→ **MATERIAL TO PROCESS**
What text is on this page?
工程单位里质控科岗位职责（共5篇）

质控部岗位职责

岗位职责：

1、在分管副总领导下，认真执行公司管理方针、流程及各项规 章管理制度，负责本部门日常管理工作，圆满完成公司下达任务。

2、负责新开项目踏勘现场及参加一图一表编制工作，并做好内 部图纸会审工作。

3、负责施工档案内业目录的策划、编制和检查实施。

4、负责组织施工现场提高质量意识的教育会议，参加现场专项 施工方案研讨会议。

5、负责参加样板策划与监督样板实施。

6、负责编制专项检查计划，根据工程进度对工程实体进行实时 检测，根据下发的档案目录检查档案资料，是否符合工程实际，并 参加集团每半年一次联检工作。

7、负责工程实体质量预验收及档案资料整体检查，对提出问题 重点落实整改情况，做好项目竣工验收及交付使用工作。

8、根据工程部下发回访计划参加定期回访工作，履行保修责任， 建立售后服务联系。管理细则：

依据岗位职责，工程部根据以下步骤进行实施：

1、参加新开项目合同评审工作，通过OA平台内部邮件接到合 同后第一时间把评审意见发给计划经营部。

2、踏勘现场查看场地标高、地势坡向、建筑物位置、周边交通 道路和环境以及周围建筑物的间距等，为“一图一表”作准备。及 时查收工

→ **JOB**
Write out every record shown above, word for word.

→ **WORKED SOLUTION**
What text is on this page?
工程单位里质控科岗位职责（共5篇）

质控部岗位职责

岗位职责：

1、在分管副总领导下，认真执行公司管理方针、流程及各项规 章管理制度，负责本部门日常管理工作，圆满完成公司下达任务。

2、负责新开项目踏勘现场及参加一图一表编制工作，并做好内 部图纸会审工作。

3、负责施工档案内业目录的策划、编制和检查实施。

4、负责组织施工现场提高质量意识的教育会议，参加现场专项 施工方案研讨会议。

5、负责参加样板策划与监督样板实施。

6、负责编制专项检查计划，根据工程进度对工程实体进行实时 检测，根据下发的档案目录检查档案资料，是否符合工程实际，并 参加集团每半年一次联检工作。

7、负责工程实体质量预验收及档案资料整体检查，对提出问题 重点落实整改情况，做好项目竣工验收及交付使用工作。

8、根据工程部下发回访计划参加定期回访工作，履行保修责任， 建立售后服务联系。管理细则：

依据岗位职责，工程部根据以下步骤进行实施：

1、参加新开项目合同评审工作，通过OA平台内部邮件接到合 同后第一时间把评审意见发给计划经营部。

2、踏勘现场查看场地标高、地势坡向、建筑物位置、周边交通 道路和环境以及周围建筑物的间距等，为“一图一表”作准备。及 时查收工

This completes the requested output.